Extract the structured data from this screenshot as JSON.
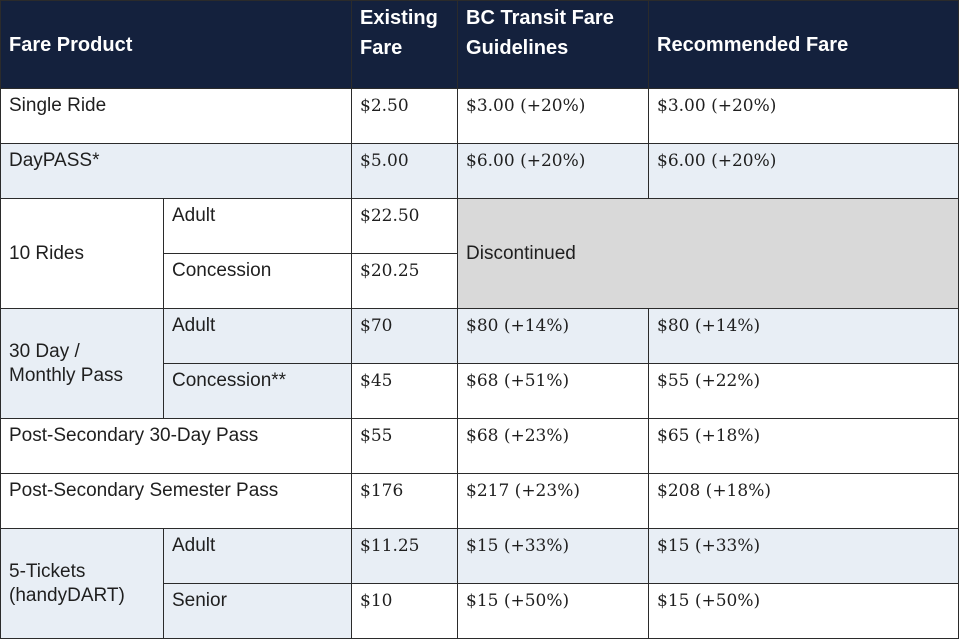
{
  "header": {
    "fare_product": "Fare Product",
    "existing_fare": "Existing Fare",
    "bc_transit_guidelines": "BC Transit Fare Guidelines",
    "recommended_fare": "Recommended Fare"
  },
  "rows": {
    "single_ride": {
      "product": "Single Ride",
      "existing": "$2.50",
      "guidelines": "$3.00 (+20%)",
      "recommended": "$3.00 (+20%)"
    },
    "daypass": {
      "product": "DayPASS*",
      "existing": "$5.00",
      "guidelines": "$6.00 (+20%)",
      "recommended": "$6.00 (+20%)"
    },
    "ten_rides": {
      "product": "10 Rides",
      "adult_label": "Adult",
      "adult_existing": "$22.50",
      "concession_label": "Concession",
      "concession_existing": "$20.25",
      "status": "Discontinued"
    },
    "monthly_pass": {
      "product_line1": "30 Day /",
      "product_line2": "Monthly Pass",
      "adult_label": "Adult",
      "adult_existing": "$70",
      "adult_guidelines": "$80 (+14%)",
      "adult_recommended": "$80 (+14%)",
      "concession_label": "Concession**",
      "concession_existing": "$45",
      "concession_guidelines": "$68 (+51%)",
      "concession_recommended": "$55 (+22%)"
    },
    "post_secondary_30": {
      "product": "Post-Secondary 30-Day Pass",
      "existing": "$55",
      "guidelines": "$68 (+23%)",
      "recommended": "$65 (+18%)"
    },
    "post_secondary_semester": {
      "product": "Post-Secondary Semester Pass",
      "existing": "$176",
      "guidelines": "$217 (+23%)",
      "recommended": "$208 (+18%)"
    },
    "five_tickets": {
      "product_line1": "5-Tickets",
      "product_line2": "(handyDART)",
      "adult_label": "Adult",
      "adult_existing": "$11.25",
      "adult_guidelines": "$15 (+33%)",
      "adult_recommended": "$15 (+33%)",
      "senior_label": "Senior",
      "senior_existing": "$10",
      "senior_guidelines": "$15 (+50%)",
      "senior_recommended": "$15 (+50%)"
    }
  },
  "colors": {
    "header_bg": "#14213d",
    "shade": "#e8eef5",
    "discontinued_bg": "#d9d9d9"
  }
}
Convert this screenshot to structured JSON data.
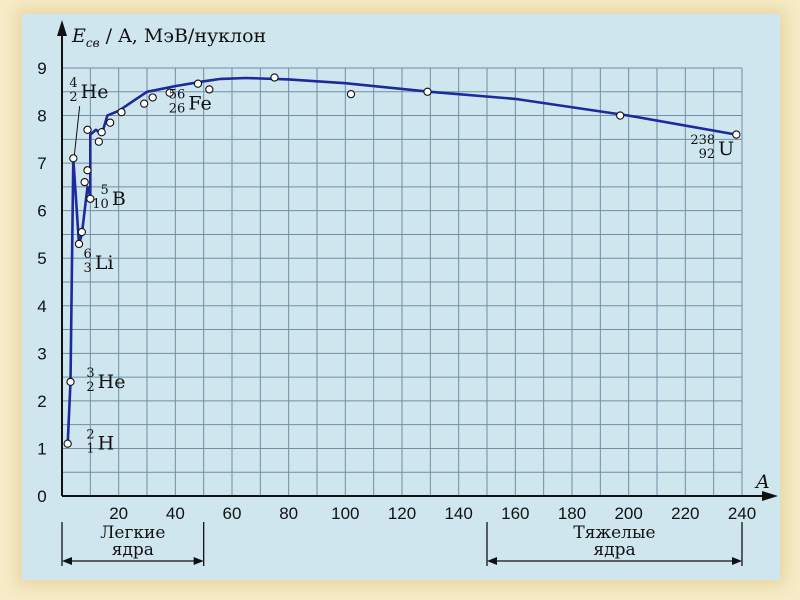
------
Replicate the material above verbatim; images stay out of the copy.

Extract the structured data from this screenshot as JSON.
{
  "header": {
    "fare_product": "Fare Product",
    "existing_fare": "Existing Fare",
    "bc_transit_guidelines": "BC Transit Fare Guidelines",
    "recommended_fare": "Recommended Fare"
  },
  "rows": {
    "single_ride": {
      "product": "Single Ride",
      "existing": "$2.50",
      "guidelines": "$3.00 (+20%)",
      "recommended": "$3.00 (+20%)"
    },
    "daypass": {
      "product": "DayPASS*",
      "existing": "$5.00",
      "guidelines": "$6.00 (+20%)",
      "recommended": "$6.00 (+20%)"
    },
    "ten_rides": {
      "product": "10 Rides",
      "adult_label": "Adult",
      "adult_existing": "$22.50",
      "concession_label": "Concession",
      "concession_existing": "$20.25",
      "status": "Discontinued"
    },
    "monthly_pass": {
      "product_line1": "30 Day /",
      "product_line2": "Monthly Pass",
      "adult_label": "Adult",
      "adult_existing": "$70",
      "adult_guidelines": "$80 (+14%)",
      "adult_recommended": "$80 (+14%)",
      "concession_label": "Concession**",
      "concession_existing": "$45",
      "concession_guidelines": "$68 (+51%)",
      "concession_recommended": "$55 (+22%)"
    },
    "post_secondary_30": {
      "product": "Post-Secondary 30-Day Pass",
      "existing": "$55",
      "guidelines": "$68 (+23%)",
      "recommended": "$65 (+18%)"
    },
    "post_secondary_semester": {
      "product": "Post-Secondary Semester Pass",
      "existing": "$176",
      "guidelines": "$217 (+23%)",
      "recommended": "$208 (+18%)"
    },
    "five_tickets": {
      "product_line1": "5-Tickets",
      "product_line2": "(handyDART)",
      "adult_label": "Adult",
      "adult_existing": "$11.25",
      "adult_guidelines": "$15 (+33%)",
      "adult_recommended": "$15 (+33%)",
      "senior_label": "Senior",
      "senior_existing": "$10",
      "senior_guidelines": "$15 (+50%)",
      "senior_recommended": "$15 (+50%)"
    }
  },
  "colors": {
    "header_bg": "#14213d",
    "shade": "#e8eef5",
    "discontinued_bg": "#d9d9d9"
  }
}
Convert this screenshot to structured JSON data.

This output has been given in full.